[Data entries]
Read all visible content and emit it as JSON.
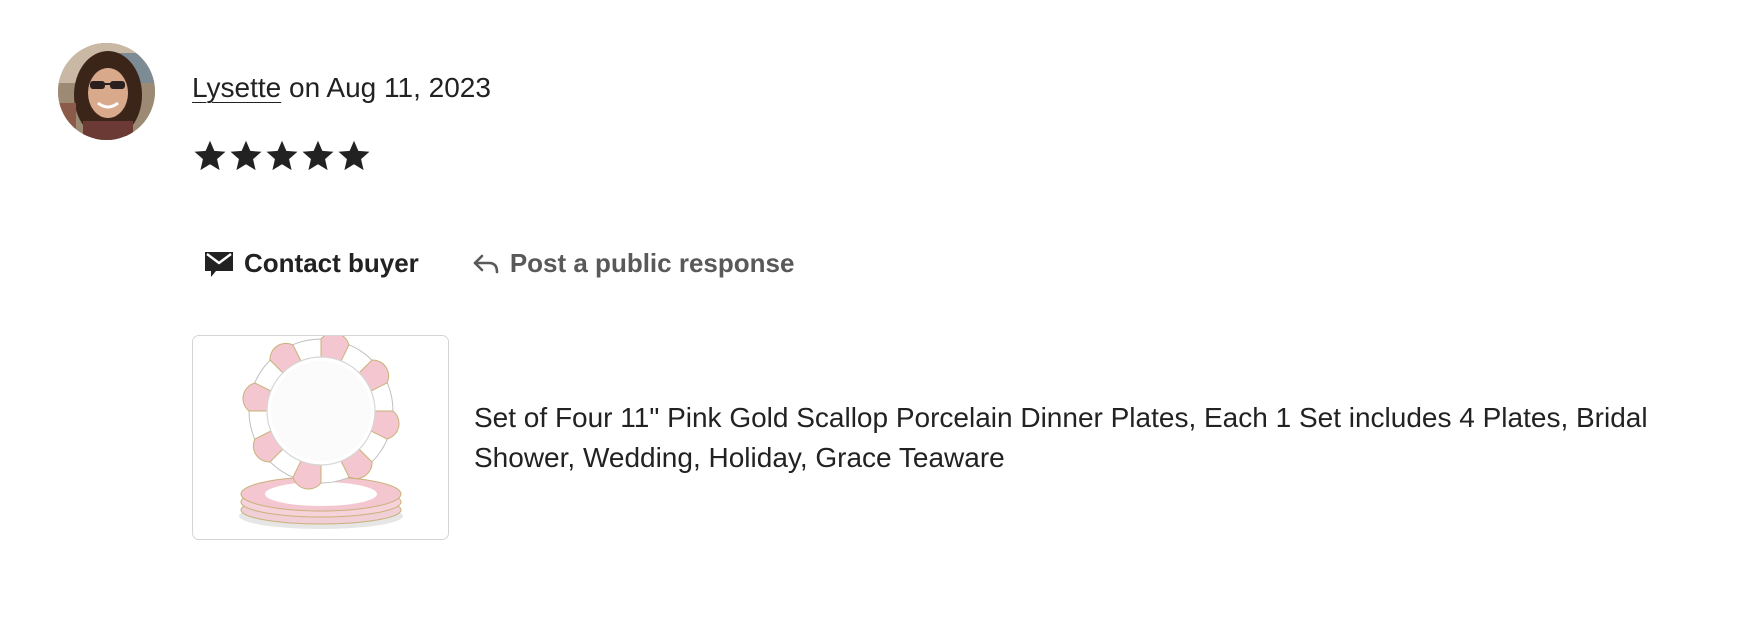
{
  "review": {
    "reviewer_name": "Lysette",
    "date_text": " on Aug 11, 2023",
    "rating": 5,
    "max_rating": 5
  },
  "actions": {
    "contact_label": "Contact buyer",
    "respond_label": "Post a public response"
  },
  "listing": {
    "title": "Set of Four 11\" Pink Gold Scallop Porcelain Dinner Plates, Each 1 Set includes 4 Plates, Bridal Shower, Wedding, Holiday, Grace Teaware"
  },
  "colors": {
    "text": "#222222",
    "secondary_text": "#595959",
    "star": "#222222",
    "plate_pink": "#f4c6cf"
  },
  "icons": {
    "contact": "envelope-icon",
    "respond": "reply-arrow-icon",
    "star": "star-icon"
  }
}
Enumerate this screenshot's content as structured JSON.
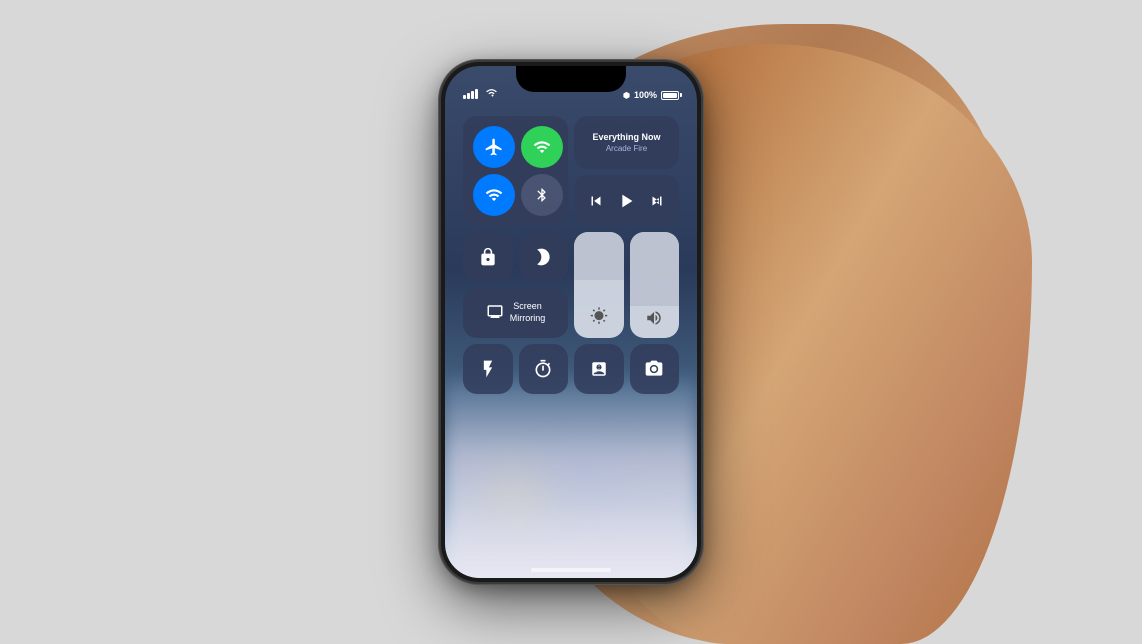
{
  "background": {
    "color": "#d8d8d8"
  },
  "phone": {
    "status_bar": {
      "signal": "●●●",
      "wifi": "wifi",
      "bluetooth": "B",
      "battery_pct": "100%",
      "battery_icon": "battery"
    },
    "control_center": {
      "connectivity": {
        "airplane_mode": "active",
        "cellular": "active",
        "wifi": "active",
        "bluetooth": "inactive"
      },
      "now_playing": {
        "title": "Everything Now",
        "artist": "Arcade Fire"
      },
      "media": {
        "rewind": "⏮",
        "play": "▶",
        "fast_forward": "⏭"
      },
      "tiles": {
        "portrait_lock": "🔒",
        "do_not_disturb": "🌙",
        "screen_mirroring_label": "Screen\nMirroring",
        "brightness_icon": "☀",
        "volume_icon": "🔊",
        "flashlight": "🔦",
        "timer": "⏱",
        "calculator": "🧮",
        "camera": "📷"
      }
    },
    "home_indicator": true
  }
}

:: Stated exercise ::
From the data above, write out everything exactly except the pictures.

:: Written solution ::
Read all visible content and emit it as JSON.
{
  "review": {
    "reviewer_name": "Lysette",
    "date_text": " on Aug 11, 2023",
    "rating": 5,
    "max_rating": 5
  },
  "actions": {
    "contact_label": "Contact buyer",
    "respond_label": "Post a public response"
  },
  "listing": {
    "title": "Set of Four 11\" Pink Gold Scallop Porcelain Dinner Plates, Each 1 Set includes 4 Plates, Bridal Shower, Wedding, Holiday, Grace Teaware"
  },
  "colors": {
    "text": "#222222",
    "secondary_text": "#595959",
    "star": "#222222",
    "plate_pink": "#f4c6cf"
  },
  "icons": {
    "contact": "envelope-icon",
    "respond": "reply-arrow-icon",
    "star": "star-icon"
  }
}
Enumerate this screenshot's content as structured JSON.
{
  "background": {
    "color": "#d8d8d8"
  },
  "phone": {
    "status_bar": {
      "signal": "●●●",
      "wifi": "wifi",
      "bluetooth": "B",
      "battery_pct": "100%",
      "battery_icon": "battery"
    },
    "control_center": {
      "connectivity": {
        "airplane_mode": "active",
        "cellular": "active",
        "wifi": "active",
        "bluetooth": "inactive"
      },
      "now_playing": {
        "title": "Everything Now",
        "artist": "Arcade Fire"
      },
      "media": {
        "rewind": "⏮",
        "play": "▶",
        "fast_forward": "⏭"
      },
      "tiles": {
        "portrait_lock": "🔒",
        "do_not_disturb": "🌙",
        "screen_mirroring_label": "Screen\nMirroring",
        "brightness_icon": "☀",
        "volume_icon": "🔊",
        "flashlight": "🔦",
        "timer": "⏱",
        "calculator": "🧮",
        "camera": "📷"
      }
    },
    "home_indicator": true
  }
}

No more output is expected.